__EXERCISE INSTRUCTIONS__
Can you copy out the entries below with each "gridline" swapped for "guide-line" and everything else left unchanged?

[Begin DATA SECTION]

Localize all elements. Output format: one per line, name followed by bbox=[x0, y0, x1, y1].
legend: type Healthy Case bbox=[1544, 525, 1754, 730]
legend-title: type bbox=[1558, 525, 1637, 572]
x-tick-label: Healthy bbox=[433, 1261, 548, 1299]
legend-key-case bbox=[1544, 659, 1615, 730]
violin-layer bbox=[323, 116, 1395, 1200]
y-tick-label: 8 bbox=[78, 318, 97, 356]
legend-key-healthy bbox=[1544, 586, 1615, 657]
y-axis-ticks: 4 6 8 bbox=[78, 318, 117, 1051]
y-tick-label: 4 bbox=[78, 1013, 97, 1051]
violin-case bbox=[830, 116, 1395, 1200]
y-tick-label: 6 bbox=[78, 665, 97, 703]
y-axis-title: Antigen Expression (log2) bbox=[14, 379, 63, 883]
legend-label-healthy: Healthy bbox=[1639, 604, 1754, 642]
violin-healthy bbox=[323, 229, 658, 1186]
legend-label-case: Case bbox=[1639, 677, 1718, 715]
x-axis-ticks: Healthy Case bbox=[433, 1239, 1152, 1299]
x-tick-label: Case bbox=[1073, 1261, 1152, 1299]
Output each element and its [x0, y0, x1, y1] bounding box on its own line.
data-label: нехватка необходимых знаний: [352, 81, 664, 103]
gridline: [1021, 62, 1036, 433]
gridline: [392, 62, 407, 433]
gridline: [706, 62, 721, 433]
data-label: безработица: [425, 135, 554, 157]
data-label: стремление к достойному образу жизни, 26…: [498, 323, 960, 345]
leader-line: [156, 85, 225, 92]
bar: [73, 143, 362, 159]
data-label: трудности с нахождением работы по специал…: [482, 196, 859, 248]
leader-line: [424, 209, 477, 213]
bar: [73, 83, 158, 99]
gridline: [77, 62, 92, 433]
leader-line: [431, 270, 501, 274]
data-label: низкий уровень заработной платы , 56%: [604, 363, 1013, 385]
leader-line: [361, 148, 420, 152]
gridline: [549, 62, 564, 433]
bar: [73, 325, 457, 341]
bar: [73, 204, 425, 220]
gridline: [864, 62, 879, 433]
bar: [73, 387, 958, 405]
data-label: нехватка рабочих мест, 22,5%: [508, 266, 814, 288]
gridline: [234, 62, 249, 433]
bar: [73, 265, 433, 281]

[End DATA SECTION]

__THE REPLY__
Localize all elements. Output format: one per line, name followed by bbox=[x0, y0, x1, y1].
legend: type Healthy Case bbox=[1544, 525, 1754, 730]
legend-title: type bbox=[1558, 525, 1637, 572]
x-tick-label: Healthy bbox=[433, 1261, 548, 1299]
legend-key-case bbox=[1544, 659, 1615, 730]
violin-layer bbox=[323, 116, 1395, 1200]
y-tick-label: 8 bbox=[78, 318, 97, 356]
legend-key-healthy bbox=[1544, 586, 1615, 657]
y-axis-ticks: 4 6 8 bbox=[78, 318, 117, 1051]
y-tick-label: 4 bbox=[78, 1013, 97, 1051]
violin-case bbox=[830, 116, 1395, 1200]
y-tick-label: 6 bbox=[78, 665, 97, 703]
y-axis-title: Antigen Expression (log2) bbox=[14, 379, 63, 883]
legend-label-healthy: Healthy bbox=[1639, 604, 1754, 642]
violin-healthy bbox=[323, 229, 658, 1186]
legend-label-case: Case bbox=[1639, 677, 1718, 715]
x-axis-ticks: Healthy Case bbox=[433, 1239, 1152, 1299]
x-tick-label: Case bbox=[1073, 1261, 1152, 1299]
Output each element and its [x0, y0, x1, y1] bounding box on its own line.
data-label: нехватка необходимых знаний: [352, 81, 664, 103]
guide-line: [1021, 62, 1036, 433]
guide-line: [392, 62, 407, 433]
guide-line: [706, 62, 721, 433]
data-label: безработица: [425, 135, 554, 157]
data-label: стремление к достойному образу жизни, 26…: [498, 323, 960, 345]
leader-line: [156, 85, 225, 92]
bar: [73, 143, 362, 159]
data-label: трудности с нахождением работы по специал…: [482, 196, 859, 248]
leader-line: [424, 209, 477, 213]
bar: [73, 83, 158, 99]
guide-line: [77, 62, 92, 433]
leader-line: [431, 270, 501, 274]
data-label: низкий уровень заработной платы , 56%: [604, 363, 1013, 385]
leader-line: [361, 148, 420, 152]
guide-line: [549, 62, 564, 433]
bar: [73, 325, 457, 341]
bar: [73, 204, 425, 220]
guide-line: [864, 62, 879, 433]
bar: [73, 387, 958, 405]
data-label: нехватка рабочих мест, 22,5%: [508, 266, 814, 288]
guide-line: [234, 62, 249, 433]
bar: [73, 265, 433, 281]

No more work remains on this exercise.